Count the lines below that contain the word "sems" and give only the number.

- [Data excerpts]
—————
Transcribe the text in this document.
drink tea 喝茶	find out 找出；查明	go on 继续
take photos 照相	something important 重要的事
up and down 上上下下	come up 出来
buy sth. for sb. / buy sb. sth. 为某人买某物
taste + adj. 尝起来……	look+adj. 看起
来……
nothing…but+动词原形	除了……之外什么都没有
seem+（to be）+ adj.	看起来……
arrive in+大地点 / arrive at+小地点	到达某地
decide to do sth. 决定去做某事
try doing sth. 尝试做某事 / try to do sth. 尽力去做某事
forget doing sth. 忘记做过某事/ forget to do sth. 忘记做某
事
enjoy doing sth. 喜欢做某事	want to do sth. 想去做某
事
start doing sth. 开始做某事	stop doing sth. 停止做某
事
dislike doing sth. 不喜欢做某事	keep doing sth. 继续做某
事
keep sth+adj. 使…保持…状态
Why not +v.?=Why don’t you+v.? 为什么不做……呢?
—————
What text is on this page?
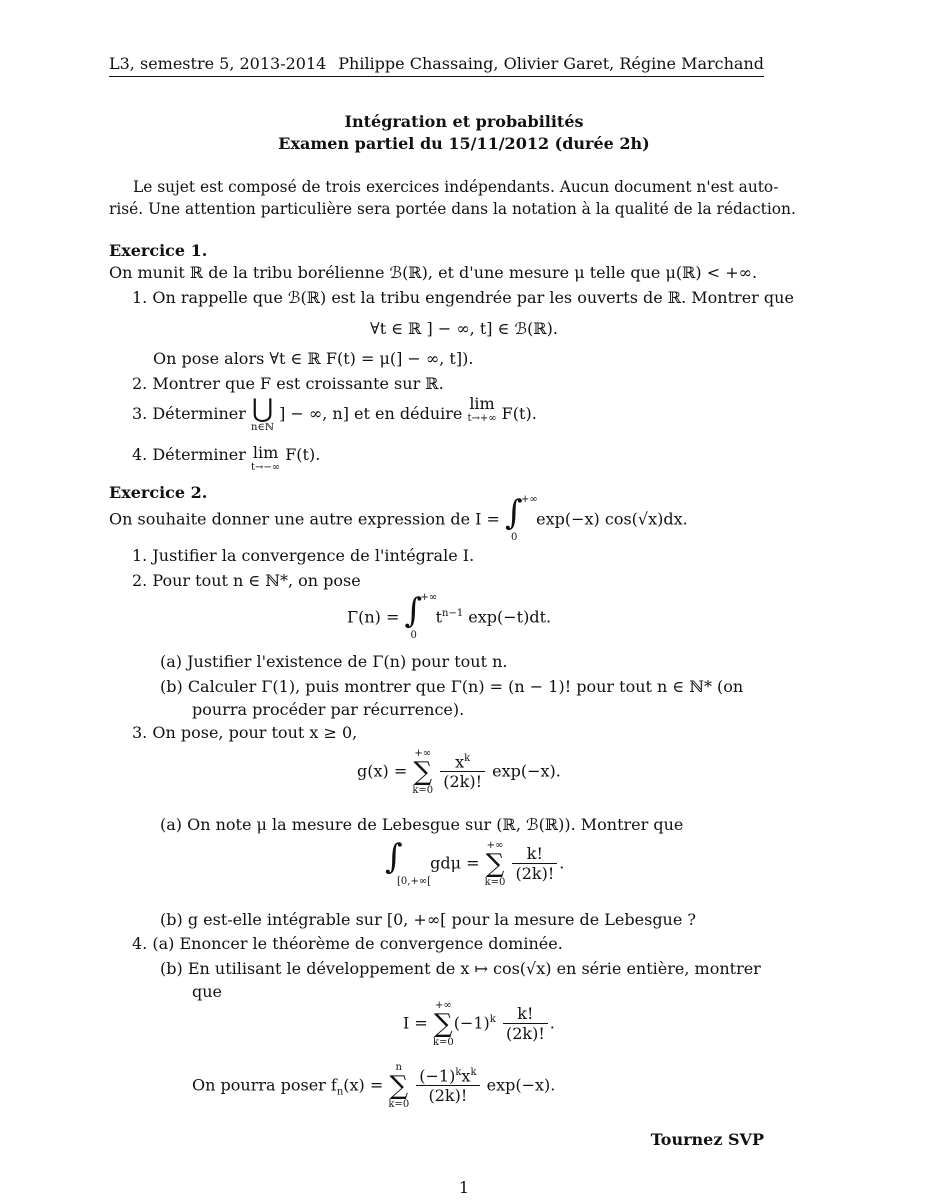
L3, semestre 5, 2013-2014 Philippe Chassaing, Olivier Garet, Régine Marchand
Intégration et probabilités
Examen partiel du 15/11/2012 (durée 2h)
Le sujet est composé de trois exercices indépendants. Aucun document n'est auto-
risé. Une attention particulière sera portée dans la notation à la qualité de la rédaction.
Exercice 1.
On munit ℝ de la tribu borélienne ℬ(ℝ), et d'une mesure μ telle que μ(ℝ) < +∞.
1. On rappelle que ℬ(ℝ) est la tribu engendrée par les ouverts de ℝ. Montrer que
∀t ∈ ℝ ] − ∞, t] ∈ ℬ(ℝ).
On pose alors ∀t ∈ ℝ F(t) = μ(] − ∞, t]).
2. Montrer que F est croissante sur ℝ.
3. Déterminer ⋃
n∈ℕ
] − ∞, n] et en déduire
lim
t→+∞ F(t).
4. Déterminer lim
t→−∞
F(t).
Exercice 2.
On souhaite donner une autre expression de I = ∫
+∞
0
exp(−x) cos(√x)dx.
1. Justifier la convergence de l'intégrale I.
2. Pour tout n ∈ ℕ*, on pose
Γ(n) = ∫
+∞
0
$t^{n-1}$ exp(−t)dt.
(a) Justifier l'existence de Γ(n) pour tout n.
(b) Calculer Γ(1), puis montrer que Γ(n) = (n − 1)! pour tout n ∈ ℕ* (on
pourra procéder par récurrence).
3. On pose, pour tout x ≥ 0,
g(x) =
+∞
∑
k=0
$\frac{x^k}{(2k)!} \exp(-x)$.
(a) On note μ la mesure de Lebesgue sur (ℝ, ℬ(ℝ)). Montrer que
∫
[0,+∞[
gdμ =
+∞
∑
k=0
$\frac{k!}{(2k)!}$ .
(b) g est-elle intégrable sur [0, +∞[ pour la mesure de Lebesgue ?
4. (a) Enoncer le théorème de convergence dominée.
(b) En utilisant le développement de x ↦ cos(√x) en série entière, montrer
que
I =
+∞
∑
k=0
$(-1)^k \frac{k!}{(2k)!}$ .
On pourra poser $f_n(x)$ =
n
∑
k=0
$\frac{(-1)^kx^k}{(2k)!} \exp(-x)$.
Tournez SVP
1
—————
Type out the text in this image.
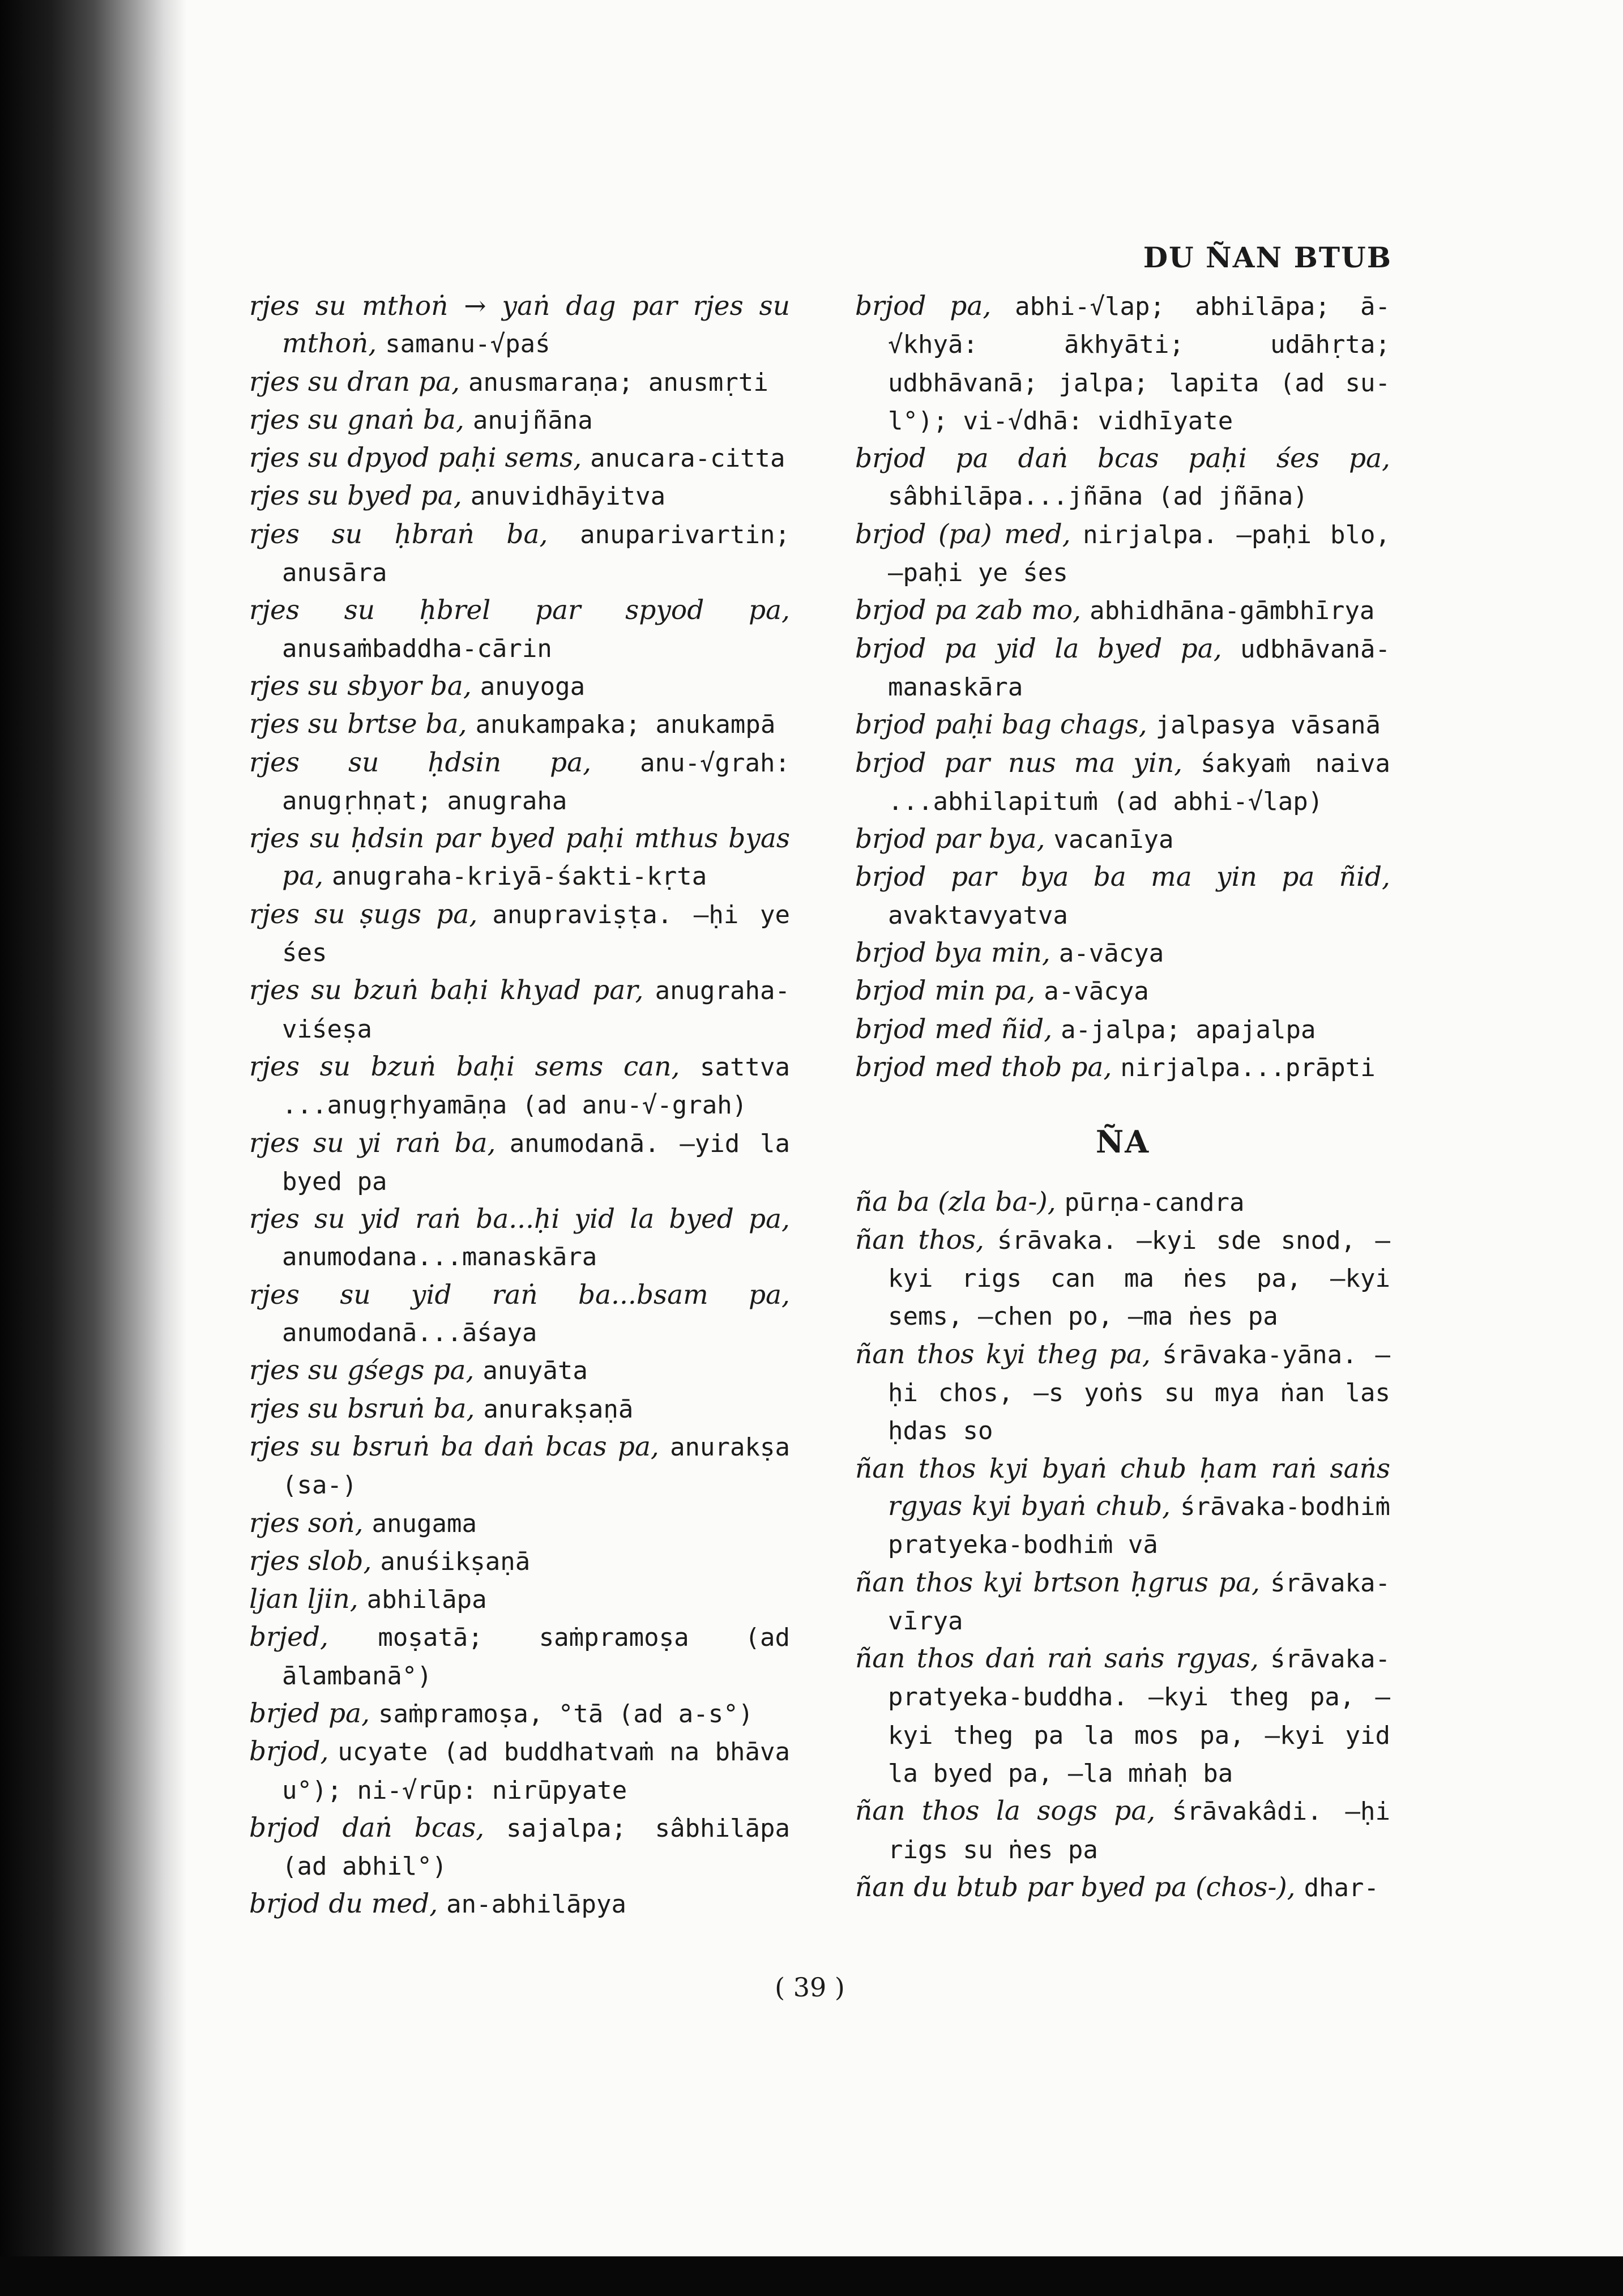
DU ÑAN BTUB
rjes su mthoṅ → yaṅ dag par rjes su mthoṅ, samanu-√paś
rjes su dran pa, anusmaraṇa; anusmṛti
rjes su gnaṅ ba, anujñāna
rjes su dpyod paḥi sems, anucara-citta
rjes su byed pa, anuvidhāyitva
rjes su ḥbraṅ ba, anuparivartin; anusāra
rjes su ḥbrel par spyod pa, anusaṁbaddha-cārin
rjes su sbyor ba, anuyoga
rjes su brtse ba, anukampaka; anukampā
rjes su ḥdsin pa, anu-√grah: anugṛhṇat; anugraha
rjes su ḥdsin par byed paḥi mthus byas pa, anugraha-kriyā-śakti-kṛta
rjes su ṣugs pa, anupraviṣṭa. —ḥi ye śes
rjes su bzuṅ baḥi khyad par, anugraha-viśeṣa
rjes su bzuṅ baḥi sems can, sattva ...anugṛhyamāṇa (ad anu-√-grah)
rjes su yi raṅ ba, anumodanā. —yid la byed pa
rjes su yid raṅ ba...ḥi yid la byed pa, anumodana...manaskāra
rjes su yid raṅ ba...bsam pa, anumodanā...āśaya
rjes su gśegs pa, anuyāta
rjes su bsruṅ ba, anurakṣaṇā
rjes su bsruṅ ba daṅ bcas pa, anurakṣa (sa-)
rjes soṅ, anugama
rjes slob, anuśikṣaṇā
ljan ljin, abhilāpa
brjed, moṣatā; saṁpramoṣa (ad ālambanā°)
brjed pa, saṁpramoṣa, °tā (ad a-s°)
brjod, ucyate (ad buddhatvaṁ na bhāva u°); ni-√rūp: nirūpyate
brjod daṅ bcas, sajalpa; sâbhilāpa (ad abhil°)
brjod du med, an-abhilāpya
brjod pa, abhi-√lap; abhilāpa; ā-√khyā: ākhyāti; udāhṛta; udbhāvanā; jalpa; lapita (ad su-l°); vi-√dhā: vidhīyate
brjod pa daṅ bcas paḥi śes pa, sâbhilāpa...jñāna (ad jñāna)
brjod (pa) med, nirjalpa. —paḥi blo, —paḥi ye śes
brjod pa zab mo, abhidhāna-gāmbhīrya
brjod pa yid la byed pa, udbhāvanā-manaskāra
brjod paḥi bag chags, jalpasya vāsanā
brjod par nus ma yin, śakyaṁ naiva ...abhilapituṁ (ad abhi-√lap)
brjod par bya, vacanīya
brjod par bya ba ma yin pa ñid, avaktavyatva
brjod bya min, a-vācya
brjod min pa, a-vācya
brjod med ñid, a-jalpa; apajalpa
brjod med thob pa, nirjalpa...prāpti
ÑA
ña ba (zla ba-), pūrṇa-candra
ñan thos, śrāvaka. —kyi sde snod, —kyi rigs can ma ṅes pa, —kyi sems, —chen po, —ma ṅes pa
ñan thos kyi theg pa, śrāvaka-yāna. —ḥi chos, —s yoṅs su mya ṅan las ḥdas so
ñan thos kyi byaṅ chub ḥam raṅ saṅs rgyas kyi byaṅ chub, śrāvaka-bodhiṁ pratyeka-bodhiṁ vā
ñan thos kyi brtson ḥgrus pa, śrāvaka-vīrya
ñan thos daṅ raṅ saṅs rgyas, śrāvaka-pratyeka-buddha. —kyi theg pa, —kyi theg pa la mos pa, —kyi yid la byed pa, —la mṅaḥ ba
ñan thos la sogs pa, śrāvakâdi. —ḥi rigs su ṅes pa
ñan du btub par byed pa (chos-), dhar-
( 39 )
—————
- [Solution to the exercise]
3